## Exercise prompt
Please copy every line of the rows below without changing a character, and leave the pictures out of your reply.
start
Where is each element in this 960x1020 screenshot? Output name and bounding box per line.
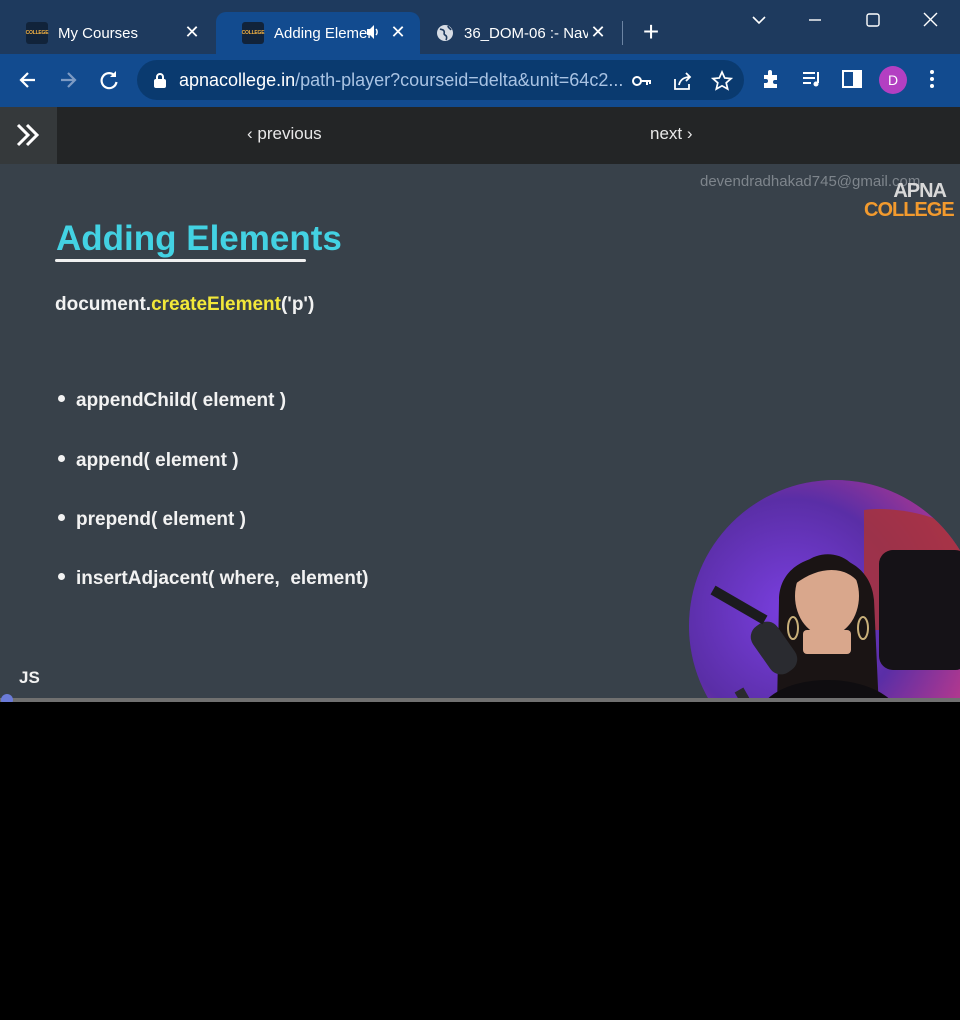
bullet-dot — [58, 455, 65, 463]
double-chevron-right-icon — [16, 123, 40, 147]
video-slide[interactable]: devendradhakad745@gmail.com APNA COLLEGE… — [0, 164, 960, 701]
close-tab-icon[interactable]: ✕ — [588, 21, 608, 43]
apna-college-logo: APNA COLLEGE — [864, 181, 955, 221]
more-vert-icon[interactable] — [920, 67, 944, 91]
bullet-text: append( element ) — [76, 450, 239, 471]
url-domain: apnacollege.in — [179, 70, 296, 90]
back-arrow-icon[interactable] — [14, 66, 42, 94]
presenter-webcam — [689, 480, 960, 701]
tab-adding-elements[interactable]: COLLEGE Adding Elemen ✕ — [216, 12, 420, 54]
star-icon[interactable] — [711, 70, 733, 92]
bullet-dot — [58, 514, 65, 522]
bullet-item: appendChild( element ) — [58, 390, 286, 412]
audio-playing-icon[interactable] — [366, 23, 380, 41]
url-text[interactable]: apnacollege.in/path-player?courseid=delt… — [179, 70, 623, 91]
close-tab-icon[interactable]: ✕ — [182, 21, 202, 43]
minimize-icon[interactable] — [800, 6, 830, 34]
sidebar-toggle-button[interactable] — [0, 107, 57, 164]
presenter-image — [689, 480, 960, 701]
tab-my-courses[interactable]: COLLEGE My Courses ✕ — [0, 12, 214, 54]
tab-title: My Courses — [58, 24, 139, 42]
bullet-text: prepend( element ) — [76, 509, 246, 530]
code-object: document. — [55, 294, 152, 315]
previous-button[interactable]: ‹ previous — [247, 124, 322, 144]
code-create-element: document.createElement('p') — [55, 294, 314, 316]
share-icon[interactable] — [671, 70, 693, 92]
reload-icon[interactable] — [95, 66, 123, 94]
profile-avatar[interactable]: D — [879, 66, 907, 94]
next-button[interactable]: next › — [650, 124, 693, 144]
apna-college-favicon-icon: COLLEGE — [242, 22, 265, 44]
puzzle-icon[interactable] — [760, 67, 784, 91]
bullet-item: prepend( element ) — [58, 509, 246, 531]
title-underline — [55, 259, 306, 262]
video-area[interactable] — [0, 702, 960, 1020]
bullet-dot — [58, 395, 65, 403]
chevron-right-icon: › — [686, 124, 693, 143]
bullet-text: insertAdjacent( where, element) — [76, 568, 369, 589]
globe-icon — [437, 25, 453, 41]
previous-label: previous — [257, 124, 322, 143]
bullet-dot — [58, 573, 65, 581]
forward-arrow-icon[interactable] — [54, 66, 82, 94]
close-window-icon[interactable] — [915, 6, 945, 34]
course-nav-bar — [0, 107, 960, 164]
bullet-text: appendChild( element ) — [76, 390, 287, 411]
tab-title: Adding Elemen — [274, 24, 370, 42]
side-panel-icon[interactable] — [840, 67, 864, 91]
close-tab-icon[interactable]: ✕ — [388, 21, 408, 43]
tab-36-dom-06[interactable]: 36_DOM-06 :- Nav ✕ — [420, 12, 620, 54]
lock-icon[interactable] — [153, 72, 167, 88]
browser-toolbar: apnacollege.in/path-player?courseid=delt… — [0, 54, 960, 107]
media-queue-icon[interactable] — [800, 67, 824, 91]
slide-title: Adding Elements — [56, 219, 342, 258]
new-tab-button[interactable]: + — [638, 18, 664, 46]
tab-separator — [622, 21, 623, 45]
maximize-icon[interactable] — [858, 6, 888, 34]
chevron-down-icon[interactable] — [744, 6, 774, 34]
bullet-item: append( element ) — [58, 450, 239, 472]
next-label: next — [650, 124, 683, 143]
code-method: createElement — [151, 294, 281, 315]
address-bar[interactable]: apnacollege.in/path-player?courseid=delt… — [137, 60, 744, 100]
code-args: ('p') — [280, 294, 315, 315]
chevron-left-icon: ‹ — [247, 124, 253, 143]
key-icon[interactable] — [631, 70, 653, 92]
logo-line2: COLLEGE — [864, 199, 955, 221]
bullet-item: insertAdjacent( where, element) — [58, 568, 368, 590]
apna-college-favicon-icon: COLLEGE — [26, 22, 49, 44]
url-path: /path-player?courseid=delta&unit=64c2... — [295, 70, 624, 90]
js-label: JS — [19, 668, 40, 687]
tab-title: 36_DOM-06 :- Nav — [464, 24, 588, 42]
end
## Reply
Where is each element in this 960x1020 screenshot? Output name and bounding box per line.
bullet-dot — [58, 455, 65, 463]
double-chevron-right-icon — [16, 123, 40, 147]
video-slide[interactable]: devendradhakad745@gmail.com APNA COLLEGE… — [0, 164, 960, 701]
close-tab-icon[interactable]: ✕ — [588, 21, 608, 43]
apna-college-logo: APNA COLLEGE — [864, 181, 955, 221]
more-vert-icon[interactable] — [920, 67, 944, 91]
bullet-text: append( element ) — [76, 450, 239, 471]
url-domain: apnacollege.in — [179, 70, 296, 90]
back-arrow-icon[interactable] — [14, 66, 42, 94]
presenter-webcam — [689, 480, 960, 701]
tab-adding-elements[interactable]: COLLEGE Adding Elemen ✕ — [216, 12, 420, 54]
star-icon[interactable] — [711, 70, 733, 92]
bullet-dot — [58, 514, 65, 522]
bullet-item: appendChild( element ) — [58, 390, 286, 412]
audio-playing-icon[interactable] — [366, 23, 380, 41]
url-text[interactable]: apnacollege.in/path-player?courseid=delt… — [179, 70, 623, 91]
close-tab-icon[interactable]: ✕ — [182, 21, 202, 43]
minimize-icon[interactable] — [800, 6, 830, 34]
sidebar-toggle-button[interactable] — [0, 107, 57, 164]
presenter-image — [689, 480, 960, 701]
tab-my-courses[interactable]: COLLEGE My Courses ✕ — [0, 12, 214, 54]
tab-title: My Courses — [58, 24, 139, 42]
bullet-text: prepend( element ) — [76, 509, 246, 530]
code-object: document. — [55, 294, 152, 315]
previous-button[interactable]: ‹ previous — [247, 124, 322, 144]
code-create-element: document.createElement('p') — [55, 294, 314, 316]
share-icon[interactable] — [671, 70, 693, 92]
reload-icon[interactable] — [95, 66, 123, 94]
profile-avatar[interactable]: D — [879, 66, 907, 94]
next-button[interactable]: next › — [650, 124, 693, 144]
apna-college-favicon-icon: COLLEGE — [242, 22, 265, 44]
puzzle-icon[interactable] — [760, 67, 784, 91]
bullet-item: prepend( element ) — [58, 509, 246, 531]
title-underline — [55, 259, 306, 262]
video-area[interactable] — [0, 702, 960, 1020]
bullet-dot — [58, 395, 65, 403]
chevron-right-icon: › — [686, 124, 693, 143]
bullet-text: insertAdjacent( where, element) — [76, 568, 369, 589]
globe-icon — [437, 25, 453, 41]
previous-label: previous — [257, 124, 322, 143]
bullet-dot — [58, 573, 65, 581]
forward-arrow-icon[interactable] — [54, 66, 82, 94]
close-window-icon[interactable] — [915, 6, 945, 34]
course-nav-bar — [0, 107, 960, 164]
bullet-text: appendChild( element ) — [76, 390, 287, 411]
tab-title: Adding Elemen — [274, 24, 370, 42]
side-panel-icon[interactable] — [840, 67, 864, 91]
close-tab-icon[interactable]: ✕ — [388, 21, 408, 43]
tab-36-dom-06[interactable]: 36_DOM-06 :- Nav ✕ — [420, 12, 620, 54]
lock-icon[interactable] — [153, 72, 167, 88]
browser-toolbar: apnacollege.in/path-player?courseid=delt… — [0, 54, 960, 107]
media-queue-icon[interactable] — [800, 67, 824, 91]
slide-title: Adding Elements — [56, 219, 342, 258]
new-tab-button[interactable]: + — [638, 18, 664, 46]
tab-separator — [622, 21, 623, 45]
maximize-icon[interactable] — [858, 6, 888, 34]
chevron-down-icon[interactable] — [744, 6, 774, 34]
bullet-item: append( element ) — [58, 450, 239, 472]
next-label: next — [650, 124, 683, 143]
code-method: createElement — [151, 294, 281, 315]
address-bar[interactable]: apnacollege.in/path-player?courseid=delt… — [137, 60, 744, 100]
code-args: ('p') — [280, 294, 315, 315]
chevron-left-icon: ‹ — [247, 124, 253, 143]
key-icon[interactable] — [631, 70, 653, 92]
logo-line2: COLLEGE — [864, 199, 955, 221]
bullet-item: insertAdjacent( where, element) — [58, 568, 368, 590]
apna-college-favicon-icon: COLLEGE — [26, 22, 49, 44]
url-path: /path-player?courseid=delta&unit=64c2... — [295, 70, 624, 90]
js-label: JS — [19, 668, 40, 687]
tab-title: 36_DOM-06 :- Nav — [464, 24, 588, 42]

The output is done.